[Data entries]
.....

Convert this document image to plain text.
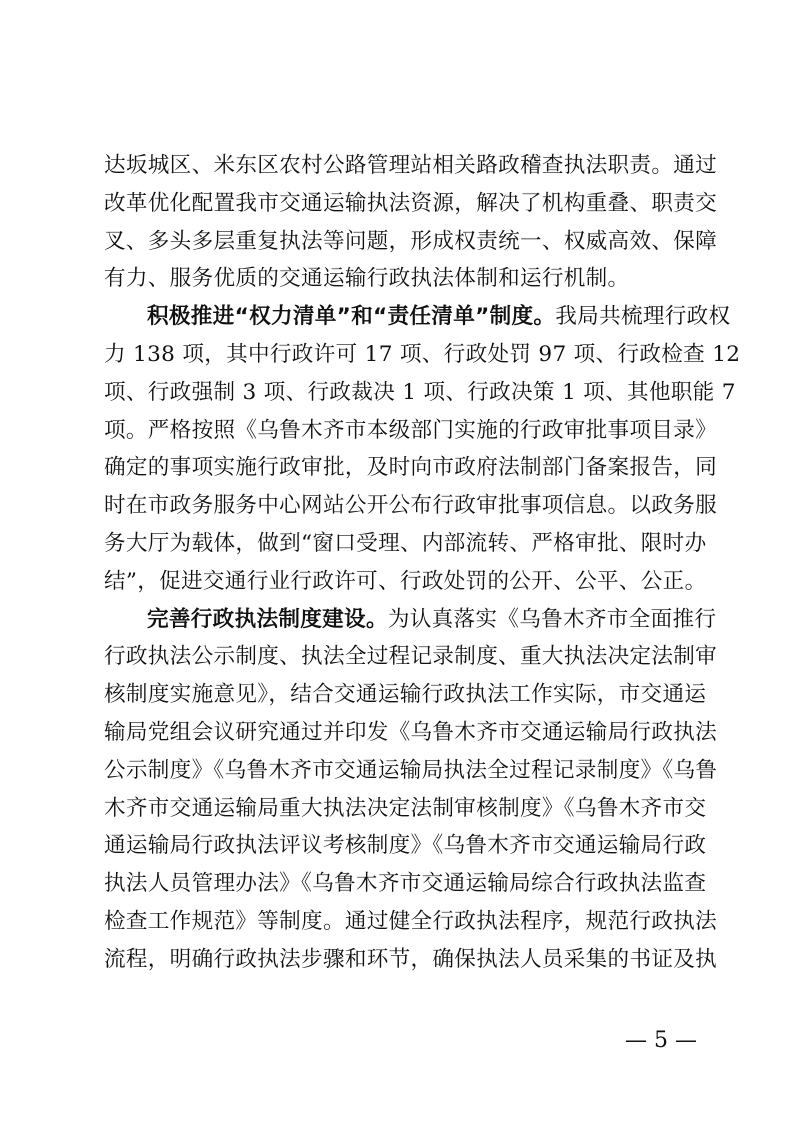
达坂城区、米东区农村公路管理站相关路政稽查执法职责。通过
改革优化配置我市交通运输执法资源，解决了机构重叠、职责交
叉、多头多层重复执法等问题，形成权责统一、权威高效、保障
有力、服务优质的交通运输行政执法体制和运行机制。
积极推进“权力清单”和“责任清单”制度。我局共梳理行政权
力 138 项，其中行政许可 17 项、行政处罚 97 项、行政检查 12
项、行政强制 3 项、行政裁决 1 项、行政决策 1 项、其他职能 7
项。严格按照《乌鲁木齐市本级部门实施的行政审批事项目录》
确定的事项实施行政审批，及时向市政府法制部门备案报告，同
时在市政务服务中心网站公开公布行政审批事项信息。以政务服
务大厅为载体，做到“窗口受理、内部流转、严格审批、限时办
结”，促进交通行业行政许可、行政处罚的公开、公平、公正。
完善行政执法制度建设。为认真落实《乌鲁木齐市全面推行
行政执法公示制度、执法全过程记录制度、重大执法决定法制审
核制度实施意见》，结合交通运输行政执法工作实际，市交通运
输局党组会议研究通过并印发《乌鲁木齐市交通运输局行政执法
公示制度》《乌鲁木齐市交通运输局执法全过程记录制度》《乌鲁
木齐市交通运输局重大执法决定法制审核制度》《乌鲁木齐市交
通运输局行政执法评议考核制度》《乌鲁木齐市交通运输局行政
执法人员管理办法》《乌鲁木齐市交通运输局综合行政执法监查
检查工作规范》等制度。通过健全行政执法程序，规范行政执法
流程，明确行政执法步骤和环节，确保执法人员采集的书证及执
— 5 —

.....

- _Short exercise_: Repeat all the data as it stands, dropping any images it holds.

- _Correct result_:
Convert this document image to plain text.
达坂城区、米东区农村公路管理站相关路政稽查执法职责。通过
改革优化配置我市交通运输执法资源，解决了机构重叠、职责交
叉、多头多层重复执法等问题，形成权责统一、权威高效、保障
有力、服务优质的交通运输行政执法体制和运行机制。
积极推进“权力清单”和“责任清单”制度。我局共梳理行政权
力 138 项，其中行政许可 17 项、行政处罚 97 项、行政检查 12
项、行政强制 3 项、行政裁决 1 项、行政决策 1 项、其他职能 7
项。严格按照《乌鲁木齐市本级部门实施的行政审批事项目录》
确定的事项实施行政审批，及时向市政府法制部门备案报告，同
时在市政务服务中心网站公开公布行政审批事项信息。以政务服
务大厅为载体，做到“窗口受理、内部流转、严格审批、限时办
结”，促进交通行业行政许可、行政处罚的公开、公平、公正。
完善行政执法制度建设。为认真落实《乌鲁木齐市全面推行
行政执法公示制度、执法全过程记录制度、重大执法决定法制审
核制度实施意见》，结合交通运输行政执法工作实际，市交通运
输局党组会议研究通过并印发《乌鲁木齐市交通运输局行政执法
公示制度》《乌鲁木齐市交通运输局执法全过程记录制度》《乌鲁
木齐市交通运输局重大执法决定法制审核制度》《乌鲁木齐市交
通运输局行政执法评议考核制度》《乌鲁木齐市交通运输局行政
执法人员管理办法》《乌鲁木齐市交通运输局综合行政执法监查
检查工作规范》等制度。通过健全行政执法程序，规范行政执法
流程，明确行政执法步骤和环节，确保执法人员采集的书证及执
— 5 —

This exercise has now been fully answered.